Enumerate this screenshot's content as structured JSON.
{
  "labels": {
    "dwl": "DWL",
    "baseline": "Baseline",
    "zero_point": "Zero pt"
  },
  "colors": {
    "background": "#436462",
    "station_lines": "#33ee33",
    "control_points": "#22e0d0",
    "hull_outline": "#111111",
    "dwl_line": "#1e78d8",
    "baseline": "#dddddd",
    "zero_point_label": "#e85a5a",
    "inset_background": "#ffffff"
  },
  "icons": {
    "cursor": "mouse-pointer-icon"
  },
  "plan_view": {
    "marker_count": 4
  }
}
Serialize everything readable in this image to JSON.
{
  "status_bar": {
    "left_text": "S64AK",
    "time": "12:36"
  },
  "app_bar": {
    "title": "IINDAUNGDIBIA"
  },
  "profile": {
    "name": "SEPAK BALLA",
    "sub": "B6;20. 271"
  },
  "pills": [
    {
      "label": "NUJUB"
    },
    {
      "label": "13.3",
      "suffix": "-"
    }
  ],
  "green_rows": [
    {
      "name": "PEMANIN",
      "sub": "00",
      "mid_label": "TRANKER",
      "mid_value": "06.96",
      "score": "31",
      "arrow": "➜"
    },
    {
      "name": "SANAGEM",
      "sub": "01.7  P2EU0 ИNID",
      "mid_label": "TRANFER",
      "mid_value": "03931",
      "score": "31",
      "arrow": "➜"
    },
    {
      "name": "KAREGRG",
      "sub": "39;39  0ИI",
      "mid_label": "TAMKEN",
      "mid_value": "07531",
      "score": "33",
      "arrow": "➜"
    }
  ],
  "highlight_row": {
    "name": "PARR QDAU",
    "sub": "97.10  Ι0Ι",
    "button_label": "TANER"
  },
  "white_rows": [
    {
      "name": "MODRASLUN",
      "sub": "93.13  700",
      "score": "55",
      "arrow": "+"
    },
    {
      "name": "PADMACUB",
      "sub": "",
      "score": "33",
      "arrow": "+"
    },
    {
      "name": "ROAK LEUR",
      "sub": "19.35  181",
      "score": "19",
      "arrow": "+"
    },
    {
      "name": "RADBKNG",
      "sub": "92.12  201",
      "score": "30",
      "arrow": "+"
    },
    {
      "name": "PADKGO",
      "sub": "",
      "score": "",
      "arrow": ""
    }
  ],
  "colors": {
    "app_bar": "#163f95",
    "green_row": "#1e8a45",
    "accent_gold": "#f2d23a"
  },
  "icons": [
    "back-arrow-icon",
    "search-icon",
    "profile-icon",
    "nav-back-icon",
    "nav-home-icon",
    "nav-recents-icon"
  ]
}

• Given problem:
From the entries above, pull out each line that includes "name".

• Output of the task:
    "name": "SEPAK BALLA",
      "name": "PEMANIN",
      "name": "SANAGEM",
      "name": "KAREGRG",
    "name": "PARR QDAU",
      "name": "MODRASLUN",
      "name": "PADMACUB",
      "name": "ROAK LEUR",
      "name": "RADBKNG",
      "name": "PADKGO",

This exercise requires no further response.